### [Exercise goal]
Produce an exact copy of all the data below, dropping every image.

### [Dataset excerpts]
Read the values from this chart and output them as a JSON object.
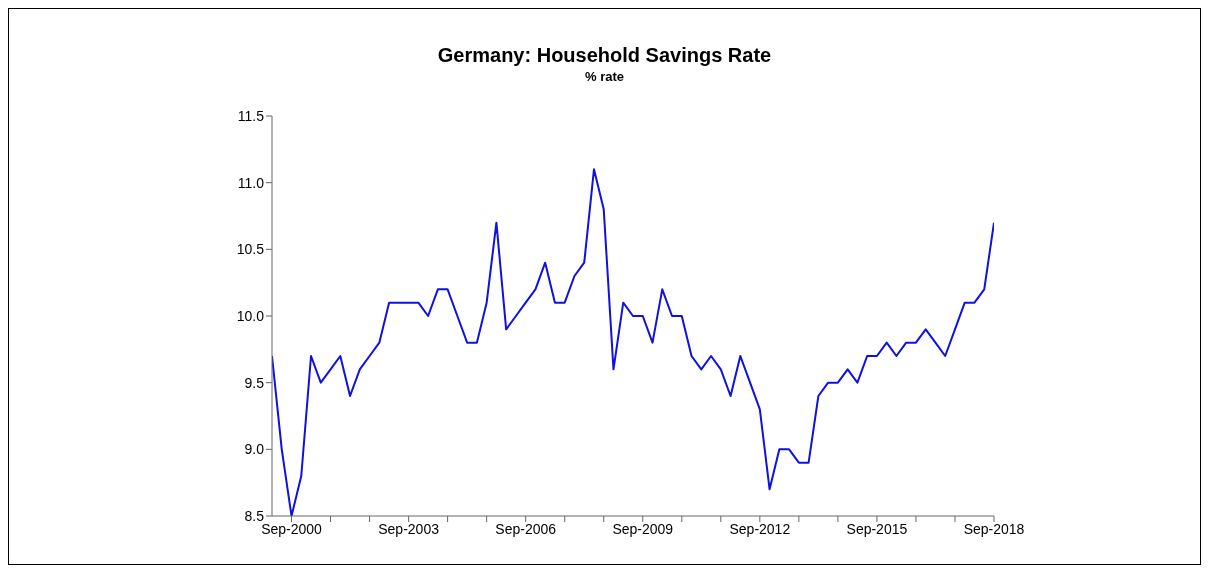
{
  "chart_data": {
    "type": "line",
    "title": "Germany:  Household Savings Rate",
    "subtitle": "% rate",
    "x": [
      "2000-03",
      "2000-06",
      "2000-09",
      "2000-12",
      "2001-03",
      "2001-06",
      "2001-09",
      "2001-12",
      "2002-03",
      "2002-06",
      "2002-09",
      "2002-12",
      "2003-03",
      "2003-06",
      "2003-09",
      "2003-12",
      "2004-03",
      "2004-06",
      "2004-09",
      "2004-12",
      "2005-03",
      "2005-06",
      "2005-09",
      "2005-12",
      "2006-03",
      "2006-06",
      "2006-09",
      "2006-12",
      "2007-03",
      "2007-06",
      "2007-09",
      "2007-12",
      "2008-03",
      "2008-06",
      "2008-09",
      "2008-12",
      "2009-03",
      "2009-06",
      "2009-09",
      "2009-12",
      "2010-03",
      "2010-06",
      "2010-09",
      "2010-12",
      "2011-03",
      "2011-06",
      "2011-09",
      "2011-12",
      "2012-03",
      "2012-06",
      "2012-09",
      "2012-12",
      "2013-03",
      "2013-06",
      "2013-09",
      "2013-12",
      "2014-03",
      "2014-06",
      "2014-09",
      "2014-12",
      "2015-03",
      "2015-06",
      "2015-09",
      "2015-12",
      "2016-03",
      "2016-06",
      "2016-09",
      "2016-12",
      "2017-03",
      "2017-06",
      "2017-09",
      "2017-12",
      "2018-03",
      "2018-06",
      "2018-09"
    ],
    "series": [
      {
        "color": "#1010e0",
        "values": [
          9.7,
          9.0,
          8.5,
          8.8,
          9.7,
          9.5,
          9.6,
          9.7,
          9.4,
          9.6,
          9.7,
          9.8,
          10.1,
          10.1,
          10.1,
          10.1,
          10.0,
          10.2,
          10.2,
          10.0,
          9.8,
          9.8,
          10.1,
          10.7,
          9.9,
          10.0,
          10.1,
          10.2,
          10.4,
          10.1,
          10.1,
          10.3,
          10.4,
          11.1,
          10.8,
          9.6,
          10.1,
          10.0,
          10.0,
          9.8,
          10.2,
          10.0,
          10.0,
          9.7,
          9.6,
          9.7,
          9.6,
          9.4,
          9.7,
          9.5,
          9.3,
          8.7,
          9.0,
          9.0,
          8.9,
          8.9,
          9.4,
          9.5,
          9.5,
          9.6,
          9.5,
          9.7,
          9.7,
          9.8,
          9.7,
          9.8,
          9.8,
          9.9,
          9.8,
          9.7,
          9.9,
          10.1,
          10.1,
          10.2,
          10.7
        ]
      }
    ],
    "xlim": [
      "2000-03",
      "2018-09"
    ],
    "xticks": [
      {
        "value": "2000-09",
        "label": "Sep-2000"
      },
      {
        "value": "2001-09",
        "label": null
      },
      {
        "value": "2002-09",
        "label": null
      },
      {
        "value": "2003-09",
        "label": "Sep-2003"
      },
      {
        "value": "2004-09",
        "label": null
      },
      {
        "value": "2005-09",
        "label": null
      },
      {
        "value": "2006-09",
        "label": "Sep-2006"
      },
      {
        "value": "2007-09",
        "label": null
      },
      {
        "value": "2008-09",
        "label": null
      },
      {
        "value": "2009-09",
        "label": "Sep-2009"
      },
      {
        "value": "2010-09",
        "label": null
      },
      {
        "value": "2011-09",
        "label": null
      },
      {
        "value": "2012-09",
        "label": "Sep-2012"
      },
      {
        "value": "2013-09",
        "label": null
      },
      {
        "value": "2014-09",
        "label": null
      },
      {
        "value": "2015-09",
        "label": "Sep-2015"
      },
      {
        "value": "2016-09",
        "label": null
      },
      {
        "value": "2017-09",
        "label": null
      },
      {
        "value": "2018-09",
        "label": "Sep-2018"
      }
    ],
    "ylim": [
      8.5,
      11.5
    ],
    "yticks": [
      {
        "value": 8.5,
        "label": "8.5"
      },
      {
        "value": 9,
        "label": "9.0"
      },
      {
        "value": 9.5,
        "label": "9.5"
      },
      {
        "value": 10,
        "label": "10.0"
      },
      {
        "value": 10.5,
        "label": "10.5"
      },
      {
        "value": 11,
        "label": "11.0"
      },
      {
        "value": 11.5,
        "label": "11.5"
      }
    ],
    "grid": false,
    "legend": false,
    "marker": "none",
    "line_style": "solid"
  }
}
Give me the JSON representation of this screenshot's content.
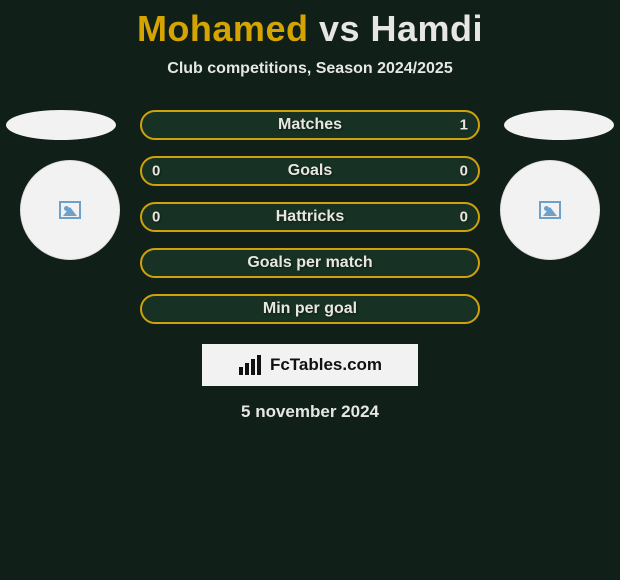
{
  "colors": {
    "page_bg": "#102018",
    "p1_color": "#d6a400",
    "p2_color": "#e6e6e6",
    "vs_color": "#e6e6e6",
    "subtitle_color": "#e6e6e6",
    "row_bg": "#173224",
    "row_border": "#cfa10a",
    "row_text": "#e8e6df",
    "flag_bg": "#f2f2f2",
    "avatar_bg": "#f2f2f2",
    "avatar_border": "#e0e0e0",
    "placeholder_color": "#6fa0c8",
    "watermark_bg": "#f2f2f2",
    "watermark_text": "#111111",
    "date_color": "#e6e6e6"
  },
  "header": {
    "player1": "Mohamed",
    "vs": "vs",
    "player2": "Hamdi",
    "subtitle": "Club competitions, Season 2024/2025"
  },
  "rows": [
    {
      "label": "Matches",
      "left": "",
      "right": "1"
    },
    {
      "label": "Goals",
      "left": "0",
      "right": "0"
    },
    {
      "label": "Hattricks",
      "left": "0",
      "right": "0"
    },
    {
      "label": "Goals per match",
      "left": "",
      "right": ""
    },
    {
      "label": "Min per goal",
      "left": "",
      "right": ""
    }
  ],
  "watermark": {
    "text": "FcTables.com"
  },
  "date": "5 november 2024"
}
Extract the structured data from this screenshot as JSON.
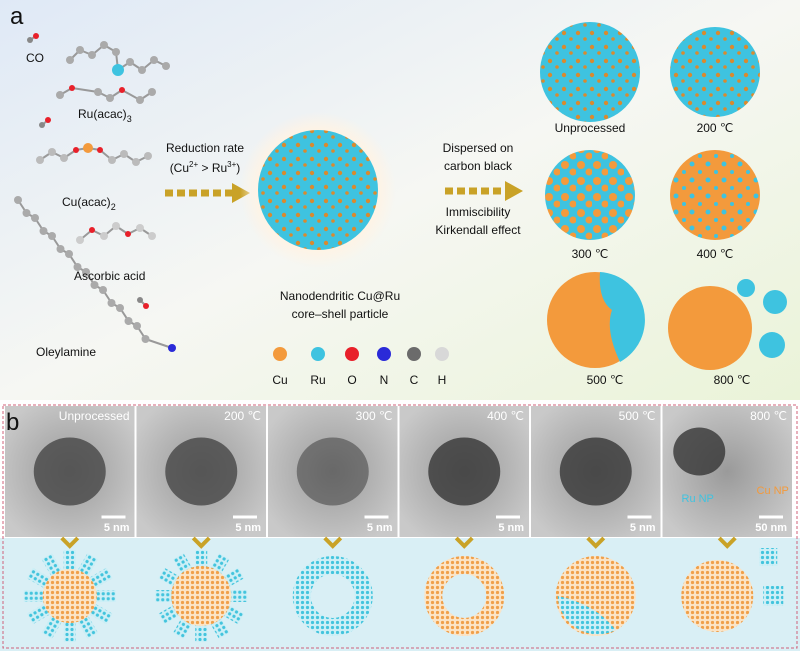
{
  "panel_a": {
    "label": "a",
    "molecules": {
      "co": "CO",
      "ru_acac": {
        "base": "Ru(acac)",
        "sub": "3"
      },
      "cu_acac": {
        "base": "Cu(acac)",
        "sub": "2"
      },
      "ascorbic": "Ascorbic acid",
      "oleylamine": "Oleylamine"
    },
    "step1": {
      "line1": "Reduction rate",
      "line2": [
        "(Cu",
        "2+",
        " > Ru",
        "3+",
        ")"
      ]
    },
    "product": [
      "Nanodendritic Cu@Ru",
      "core–shell particle"
    ],
    "step2": {
      "above": [
        "Dispersed on",
        "carbon black"
      ],
      "below": [
        "Immiscibility",
        "Kirkendall effect"
      ]
    },
    "annealing": [
      "Unprocessed",
      "200 ℃",
      "300 ℃",
      "400 ℃",
      "500 ℃",
      "800 ℃"
    ],
    "legend": [
      {
        "label": "Cu",
        "color": "#f39a3c"
      },
      {
        "label": "Ru",
        "color": "#3ec3e0"
      },
      {
        "label": "O",
        "color": "#e8202a"
      },
      {
        "label": "N",
        "color": "#2a2ad8"
      },
      {
        "label": "C",
        "color": "#6b6b6b"
      },
      {
        "label": "H",
        "color": "#d8d8d8"
      }
    ]
  },
  "panel_b": {
    "label": "b",
    "tem": [
      {
        "label": "Unprocessed",
        "scale": "5 nm"
      },
      {
        "label": "200 ℃",
        "scale": "5 nm"
      },
      {
        "label": "300 ℃",
        "scale": "5 nm"
      },
      {
        "label": "400 ℃",
        "scale": "5 nm"
      },
      {
        "label": "500 ℃",
        "scale": "5 nm"
      },
      {
        "label": "800 ℃",
        "scale": "50 nm"
      }
    ],
    "annotations": [
      "Cu NP",
      "Ru NP"
    ]
  }
}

### [Solution for this task]
Read the values from this chart and output them as a JSON object.
{
  "chart_data": {
    "type": "line",
    "title": "Germany:  Household Savings Rate",
    "subtitle": "% rate",
    "x": [
      "2000-03",
      "2000-06",
      "2000-09",
      "2000-12",
      "2001-03",
      "2001-06",
      "2001-09",
      "2001-12",
      "2002-03",
      "2002-06",
      "2002-09",
      "2002-12",
      "2003-03",
      "2003-06",
      "2003-09",
      "2003-12",
      "2004-03",
      "2004-06",
      "2004-09",
      "2004-12",
      "2005-03",
      "2005-06",
      "2005-09",
      "2005-12",
      "2006-03",
      "2006-06",
      "2006-09",
      "2006-12",
      "2007-03",
      "2007-06",
      "2007-09",
      "2007-12",
      "2008-03",
      "2008-06",
      "2008-09",
      "2008-12",
      "2009-03",
      "2009-06",
      "2009-09",
      "2009-12",
      "2010-03",
      "2010-06",
      "2010-09",
      "2010-12",
      "2011-03",
      "2011-06",
      "2011-09",
      "2011-12",
      "2012-03",
      "2012-06",
      "2012-09",
      "2012-12",
      "2013-03",
      "2013-06",
      "2013-09",
      "2013-12",
      "2014-03",
      "2014-06",
      "2014-09",
      "2014-12",
      "2015-03",
      "2015-06",
      "2015-09",
      "2015-12",
      "2016-03",
      "2016-06",
      "2016-09",
      "2016-12",
      "2017-03",
      "2017-06",
      "2017-09",
      "2017-12",
      "2018-03",
      "2018-06",
      "2018-09"
    ],
    "series": [
      {
        "color": "#1010e0",
        "values": [
          9.7,
          9.0,
          8.5,
          8.8,
          9.7,
          9.5,
          9.6,
          9.7,
          9.4,
          9.6,
          9.7,
          9.8,
          10.1,
          10.1,
          10.1,
          10.1,
          10.0,
          10.2,
          10.2,
          10.0,
          9.8,
          9.8,
          10.1,
          10.7,
          9.9,
          10.0,
          10.1,
          10.2,
          10.4,
          10.1,
          10.1,
          10.3,
          10.4,
          11.1,
          10.8,
          9.6,
          10.1,
          10.0,
          10.0,
          9.8,
          10.2,
          10.0,
          10.0,
          9.7,
          9.6,
          9.7,
          9.6,
          9.4,
          9.7,
          9.5,
          9.3,
          8.7,
          9.0,
          9.0,
          8.9,
          8.9,
          9.4,
          9.5,
          9.5,
          9.6,
          9.5,
          9.7,
          9.7,
          9.8,
          9.7,
          9.8,
          9.8,
          9.9,
          9.8,
          9.7,
          9.9,
          10.1,
          10.1,
          10.2,
          10.7
        ]
      }
    ],
    "xlim": [
      "2000-03",
      "2018-09"
    ],
    "xticks": [
      {
        "value": "2000-09",
        "label": "Sep-2000"
      },
      {
        "value": "2001-09",
        "label": null
      },
      {
        "value": "2002-09",
        "label": null
      },
      {
        "value": "2003-09",
        "label": "Sep-2003"
      },
      {
        "value": "2004-09",
        "label": null
      },
      {
        "value": "2005-09",
        "label": null
      },
      {
        "value": "2006-09",
        "label": "Sep-2006"
      },
      {
        "value": "2007-09",
        "label": null
      },
      {
        "value": "2008-09",
        "label": null
      },
      {
        "value": "2009-09",
        "label": "Sep-2009"
      },
      {
        "value": "2010-09",
        "label": null
      },
      {
        "value": "2011-09",
        "label": null
      },
      {
        "value": "2012-09",
        "label": "Sep-2012"
      },
      {
        "value": "2013-09",
        "label": null
      },
      {
        "value": "2014-09",
        "label": null
      },
      {
        "value": "2015-09",
        "label": "Sep-2015"
      },
      {
        "value": "2016-09",
        "label": null
      },
      {
        "value": "2017-09",
        "label": null
      },
      {
        "value": "2018-09",
        "label": "Sep-2018"
      }
    ],
    "ylim": [
      8.5,
      11.5
    ],
    "yticks": [
      {
        "value": 8.5,
        "label": "8.5"
      },
      {
        "value": 9,
        "label": "9.0"
      },
      {
        "value": 9.5,
        "label": "9.5"
      },
      {
        "value": 10,
        "label": "10.0"
      },
      {
        "value": 10.5,
        "label": "10.5"
      },
      {
        "value": 11,
        "label": "11.0"
      },
      {
        "value": 11.5,
        "label": "11.5"
      }
    ],
    "grid": false,
    "legend": false,
    "marker": "none",
    "line_style": "solid"
  }
}
Give me the JSON representation of this screenshot's content.
{
  "colors": {
    "page_bg": "#102018",
    "p1_color": "#d6a400",
    "p2_color": "#e6e6e6",
    "vs_color": "#e6e6e6",
    "subtitle_color": "#e6e6e6",
    "row_bg": "#173224",
    "row_border": "#cfa10a",
    "row_text": "#e8e6df",
    "flag_bg": "#f2f2f2",
    "avatar_bg": "#f2f2f2",
    "avatar_border": "#e0e0e0",
    "placeholder_color": "#6fa0c8",
    "watermark_bg": "#f2f2f2",
    "watermark_text": "#111111",
    "date_color": "#e6e6e6"
  },
  "header": {
    "player1": "Mohamed",
    "vs": "vs",
    "player2": "Hamdi",
    "subtitle": "Club competitions, Season 2024/2025"
  },
  "rows": [
    {
      "label": "Matches",
      "left": "",
      "right": "1"
    },
    {
      "label": "Goals",
      "left": "0",
      "right": "0"
    },
    {
      "label": "Hattricks",
      "left": "0",
      "right": "0"
    },
    {
      "label": "Goals per match",
      "left": "",
      "right": ""
    },
    {
      "label": "Min per goal",
      "left": "",
      "right": ""
    }
  ],
  "watermark": {
    "text": "FcTables.com"
  },
  "date": "5 november 2024"
}
Extract the structured data from this screenshot as JSON.
{
  "panel_a": {
    "label": "a",
    "molecules": {
      "co": "CO",
      "ru_acac": {
        "base": "Ru(acac)",
        "sub": "3"
      },
      "cu_acac": {
        "base": "Cu(acac)",
        "sub": "2"
      },
      "ascorbic": "Ascorbic acid",
      "oleylamine": "Oleylamine"
    },
    "step1": {
      "line1": "Reduction rate",
      "line2": [
        "(Cu",
        "2+",
        " > Ru",
        "3+",
        ")"
      ]
    },
    "product": [
      "Nanodendritic Cu@Ru",
      "core–shell particle"
    ],
    "step2": {
      "above": [
        "Dispersed on",
        "carbon black"
      ],
      "below": [
        "Immiscibility",
        "Kirkendall effect"
      ]
    },
    "annealing": [
      "Unprocessed",
      "200 ℃",
      "300 ℃",
      "400 ℃",
      "500 ℃",
      "800 ℃"
    ],
    "legend": [
      {
        "label": "Cu",
        "color": "#f39a3c"
      },
      {
        "label": "Ru",
        "color": "#3ec3e0"
      },
      {
        "label": "O",
        "color": "#e8202a"
      },
      {
        "label": "N",
        "color": "#2a2ad8"
      },
      {
        "label": "C",
        "color": "#6b6b6b"
      },
      {
        "label": "H",
        "color": "#d8d8d8"
      }
    ]
  },
  "panel_b": {
    "label": "b",
    "tem": [
      {
        "label": "Unprocessed",
        "scale": "5 nm"
      },
      {
        "label": "200 ℃",
        "scale": "5 nm"
      },
      {
        "label": "300 ℃",
        "scale": "5 nm"
      },
      {
        "label": "400 ℃",
        "scale": "5 nm"
      },
      {
        "label": "500 ℃",
        "scale": "5 nm"
      },
      {
        "label": "800 ℃",
        "scale": "50 nm"
      }
    ],
    "annotations": [
      "Cu NP",
      "Ru NP"
    ]
  }
}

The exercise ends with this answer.